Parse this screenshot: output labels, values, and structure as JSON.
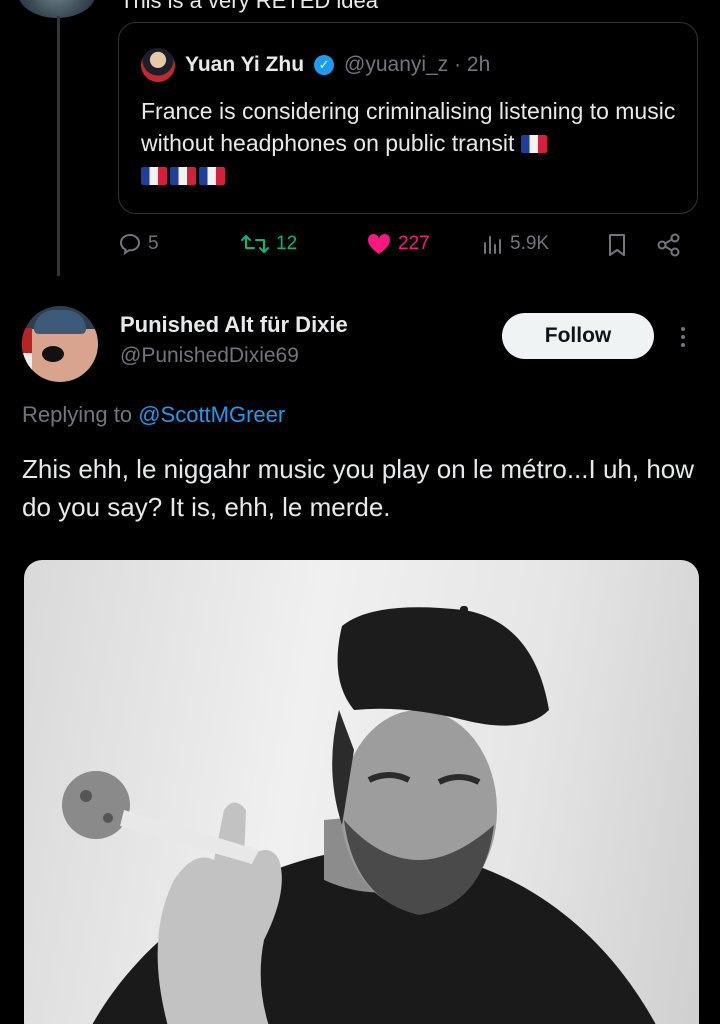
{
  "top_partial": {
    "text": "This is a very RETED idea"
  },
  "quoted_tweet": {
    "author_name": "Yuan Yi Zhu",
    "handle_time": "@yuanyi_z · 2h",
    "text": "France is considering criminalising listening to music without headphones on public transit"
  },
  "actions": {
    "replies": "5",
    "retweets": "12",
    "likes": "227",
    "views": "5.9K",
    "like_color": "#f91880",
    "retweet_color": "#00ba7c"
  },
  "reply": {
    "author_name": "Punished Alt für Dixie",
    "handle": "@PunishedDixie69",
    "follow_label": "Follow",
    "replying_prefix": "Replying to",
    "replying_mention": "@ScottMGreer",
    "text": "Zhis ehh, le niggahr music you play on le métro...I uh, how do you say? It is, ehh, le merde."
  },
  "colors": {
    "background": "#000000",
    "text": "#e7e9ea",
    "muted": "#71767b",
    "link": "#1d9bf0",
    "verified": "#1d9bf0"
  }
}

WRITTEN PROBLEM:
Generate a word-for-word copy of the preceding records, excluding all pictures.

REPLY TO THE EXERCISE:
Parse this screenshot: output labels, values, and structure as JSON.
{
  "top_partial": {
    "text": "This is a very RETED idea"
  },
  "quoted_tweet": {
    "author_name": "Yuan Yi Zhu",
    "handle_time": "@yuanyi_z · 2h",
    "text": "France is considering criminalising listening to music without headphones on public transit"
  },
  "actions": {
    "replies": "5",
    "retweets": "12",
    "likes": "227",
    "views": "5.9K",
    "like_color": "#f91880",
    "retweet_color": "#00ba7c"
  },
  "reply": {
    "author_name": "Punished Alt für Dixie",
    "handle": "@PunishedDixie69",
    "follow_label": "Follow",
    "replying_prefix": "Replying to",
    "replying_mention": "@ScottMGreer",
    "text": "Zhis ehh, le niggahr music you play on le métro...I uh, how do you say? It is, ehh, le merde."
  },
  "colors": {
    "background": "#000000",
    "text": "#e7e9ea",
    "muted": "#71767b",
    "link": "#1d9bf0",
    "verified": "#1d9bf0"
  }
}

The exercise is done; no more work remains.